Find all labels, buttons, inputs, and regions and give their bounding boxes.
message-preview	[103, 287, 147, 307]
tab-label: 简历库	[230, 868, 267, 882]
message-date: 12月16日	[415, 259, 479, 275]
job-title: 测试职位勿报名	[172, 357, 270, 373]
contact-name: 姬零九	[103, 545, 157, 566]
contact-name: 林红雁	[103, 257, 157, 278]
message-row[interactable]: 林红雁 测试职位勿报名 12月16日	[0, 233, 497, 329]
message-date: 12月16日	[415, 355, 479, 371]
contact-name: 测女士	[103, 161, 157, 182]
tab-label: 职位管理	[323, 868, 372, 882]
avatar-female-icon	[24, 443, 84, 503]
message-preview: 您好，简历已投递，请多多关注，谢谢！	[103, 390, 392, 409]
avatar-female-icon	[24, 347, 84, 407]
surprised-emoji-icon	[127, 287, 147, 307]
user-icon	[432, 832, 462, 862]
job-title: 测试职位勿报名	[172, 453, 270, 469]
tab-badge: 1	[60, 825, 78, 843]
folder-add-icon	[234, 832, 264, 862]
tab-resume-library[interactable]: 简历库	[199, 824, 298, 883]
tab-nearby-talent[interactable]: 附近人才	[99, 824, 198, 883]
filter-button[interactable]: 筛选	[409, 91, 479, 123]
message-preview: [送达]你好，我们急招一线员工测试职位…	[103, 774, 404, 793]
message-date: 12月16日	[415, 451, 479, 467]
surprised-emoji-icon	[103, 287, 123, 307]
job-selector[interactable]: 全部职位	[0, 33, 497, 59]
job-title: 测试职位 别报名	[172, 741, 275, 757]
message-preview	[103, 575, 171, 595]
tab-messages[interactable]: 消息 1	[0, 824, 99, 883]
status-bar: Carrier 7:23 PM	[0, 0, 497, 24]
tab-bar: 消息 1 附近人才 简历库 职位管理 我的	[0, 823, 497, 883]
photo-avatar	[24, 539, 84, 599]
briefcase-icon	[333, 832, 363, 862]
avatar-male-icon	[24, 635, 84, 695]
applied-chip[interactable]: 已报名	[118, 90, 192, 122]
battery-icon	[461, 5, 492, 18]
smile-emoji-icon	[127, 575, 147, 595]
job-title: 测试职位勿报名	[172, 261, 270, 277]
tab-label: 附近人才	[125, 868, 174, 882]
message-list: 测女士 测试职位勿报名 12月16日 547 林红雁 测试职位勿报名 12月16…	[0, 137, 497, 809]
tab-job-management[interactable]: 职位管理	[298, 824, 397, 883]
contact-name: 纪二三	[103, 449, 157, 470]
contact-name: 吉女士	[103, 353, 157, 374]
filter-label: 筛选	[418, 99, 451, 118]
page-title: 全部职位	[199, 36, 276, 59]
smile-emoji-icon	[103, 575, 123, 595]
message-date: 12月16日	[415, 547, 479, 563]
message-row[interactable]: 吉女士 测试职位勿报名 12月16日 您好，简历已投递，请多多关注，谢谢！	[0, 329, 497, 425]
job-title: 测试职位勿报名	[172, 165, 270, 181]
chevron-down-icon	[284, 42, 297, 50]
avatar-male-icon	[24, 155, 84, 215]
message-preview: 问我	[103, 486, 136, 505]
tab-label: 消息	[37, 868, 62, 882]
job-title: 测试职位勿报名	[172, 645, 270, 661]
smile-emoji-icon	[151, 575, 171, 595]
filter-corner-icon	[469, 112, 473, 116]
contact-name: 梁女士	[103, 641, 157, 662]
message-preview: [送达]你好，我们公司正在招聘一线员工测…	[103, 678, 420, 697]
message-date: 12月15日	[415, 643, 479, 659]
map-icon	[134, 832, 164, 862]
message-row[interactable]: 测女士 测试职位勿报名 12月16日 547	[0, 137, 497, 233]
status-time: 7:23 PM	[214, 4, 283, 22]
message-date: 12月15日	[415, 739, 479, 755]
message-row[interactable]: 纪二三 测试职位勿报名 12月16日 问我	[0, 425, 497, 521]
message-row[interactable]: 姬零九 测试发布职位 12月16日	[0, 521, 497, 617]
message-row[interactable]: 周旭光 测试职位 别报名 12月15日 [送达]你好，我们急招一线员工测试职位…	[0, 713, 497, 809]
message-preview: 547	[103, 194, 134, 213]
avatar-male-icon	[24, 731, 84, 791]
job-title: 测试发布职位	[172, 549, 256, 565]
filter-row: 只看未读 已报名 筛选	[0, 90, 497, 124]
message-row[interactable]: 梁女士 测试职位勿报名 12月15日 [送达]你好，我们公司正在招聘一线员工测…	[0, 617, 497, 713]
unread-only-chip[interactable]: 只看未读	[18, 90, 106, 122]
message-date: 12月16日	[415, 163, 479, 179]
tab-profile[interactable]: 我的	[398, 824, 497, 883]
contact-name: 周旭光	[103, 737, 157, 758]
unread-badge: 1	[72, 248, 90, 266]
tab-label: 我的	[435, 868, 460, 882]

What is asked> Rewrite all of the data above, changing every "tab-label" to "tab-text" and leaving everything else the same.

Result>
Find all labels, buttons, inputs, and regions and give their bounding boxes.
message-preview	[103, 287, 147, 307]
tab-text: 简历库	[230, 868, 267, 882]
message-date: 12月16日	[415, 259, 479, 275]
job-title: 测试职位勿报名	[172, 357, 270, 373]
contact-name: 姬零九	[103, 545, 157, 566]
contact-name: 林红雁	[103, 257, 157, 278]
message-row[interactable]: 林红雁 测试职位勿报名 12月16日	[0, 233, 497, 329]
message-date: 12月16日	[415, 355, 479, 371]
contact-name: 测女士	[103, 161, 157, 182]
tab-text: 职位管理	[323, 868, 372, 882]
avatar-female-icon	[24, 443, 84, 503]
message-preview: 您好，简历已投递，请多多关注，谢谢！	[103, 390, 392, 409]
avatar-female-icon	[24, 347, 84, 407]
surprised-emoji-icon	[127, 287, 147, 307]
user-icon	[432, 832, 462, 862]
job-title: 测试职位勿报名	[172, 453, 270, 469]
tab-badge: 1	[60, 825, 78, 843]
folder-add-icon	[234, 832, 264, 862]
tab-resume-library[interactable]: 简历库	[199, 824, 298, 883]
tab-nearby-talent[interactable]: 附近人才	[99, 824, 198, 883]
filter-button[interactable]: 筛选	[409, 91, 479, 123]
message-preview: [送达]你好，我们急招一线员工测试职位…	[103, 774, 404, 793]
message-date: 12月16日	[415, 451, 479, 467]
surprised-emoji-icon	[103, 287, 123, 307]
job-selector[interactable]: 全部职位	[0, 33, 497, 59]
job-title: 测试职位 别报名	[172, 741, 275, 757]
message-preview	[103, 575, 171, 595]
tab-messages[interactable]: 消息 1	[0, 824, 99, 883]
status-bar: Carrier 7:23 PM	[0, 0, 497, 24]
tab-bar: 消息 1 附近人才 简历库 职位管理 我的	[0, 823, 497, 883]
photo-avatar	[24, 539, 84, 599]
briefcase-icon	[333, 832, 363, 862]
avatar-male-icon	[24, 635, 84, 695]
applied-chip[interactable]: 已报名	[118, 90, 192, 122]
battery-icon	[461, 5, 492, 18]
smile-emoji-icon	[127, 575, 147, 595]
job-title: 测试职位勿报名	[172, 261, 270, 277]
tab-text: 附近人才	[125, 868, 174, 882]
message-list: 测女士 测试职位勿报名 12月16日 547 林红雁 测试职位勿报名 12月16…	[0, 137, 497, 809]
tab-job-management[interactable]: 职位管理	[298, 824, 397, 883]
contact-name: 纪二三	[103, 449, 157, 470]
contact-name: 吉女士	[103, 353, 157, 374]
filter-label: 筛选	[418, 99, 451, 118]
page-title: 全部职位	[199, 36, 276, 59]
smile-emoji-icon	[103, 575, 123, 595]
message-date: 12月16日	[415, 547, 479, 563]
message-row[interactable]: 吉女士 测试职位勿报名 12月16日 您好，简历已投递，请多多关注，谢谢！	[0, 329, 497, 425]
job-title: 测试职位勿报名	[172, 165, 270, 181]
chevron-down-icon	[284, 42, 297, 50]
avatar-male-icon	[24, 155, 84, 215]
message-preview: 问我	[103, 486, 136, 505]
tab-text: 消息	[37, 868, 62, 882]
job-title: 测试职位勿报名	[172, 645, 270, 661]
smile-emoji-icon	[151, 575, 171, 595]
filter-corner-icon	[469, 112, 473, 116]
contact-name: 梁女士	[103, 641, 157, 662]
message-preview: [送达]你好，我们公司正在招聘一线员工测…	[103, 678, 420, 697]
message-date: 12月15日	[415, 643, 479, 659]
map-icon	[134, 832, 164, 862]
message-row[interactable]: 测女士 测试职位勿报名 12月16日 547	[0, 137, 497, 233]
status-time: 7:23 PM	[214, 4, 283, 22]
message-date: 12月15日	[415, 739, 479, 755]
message-row[interactable]: 纪二三 测试职位勿报名 12月16日 问我	[0, 425, 497, 521]
message-row[interactable]: 姬零九 测试发布职位 12月16日	[0, 521, 497, 617]
message-row[interactable]: 周旭光 测试职位 别报名 12月15日 [送达]你好，我们急招一线员工测试职位…	[0, 713, 497, 809]
message-preview: 547	[103, 194, 134, 213]
avatar-male-icon	[24, 731, 84, 791]
job-title: 测试发布职位	[172, 549, 256, 565]
filter-row: 只看未读 已报名 筛选	[0, 90, 497, 124]
message-row[interactable]: 梁女士 测试职位勿报名 12月15日 [送达]你好，我们公司正在招聘一线员工测…	[0, 617, 497, 713]
unread-only-chip[interactable]: 只看未读	[18, 90, 106, 122]
message-date: 12月16日	[415, 163, 479, 179]
tab-profile[interactable]: 我的	[398, 824, 497, 883]
contact-name: 周旭光	[103, 737, 157, 758]
unread-badge: 1	[72, 248, 90, 266]
tab-text: 我的	[435, 868, 460, 882]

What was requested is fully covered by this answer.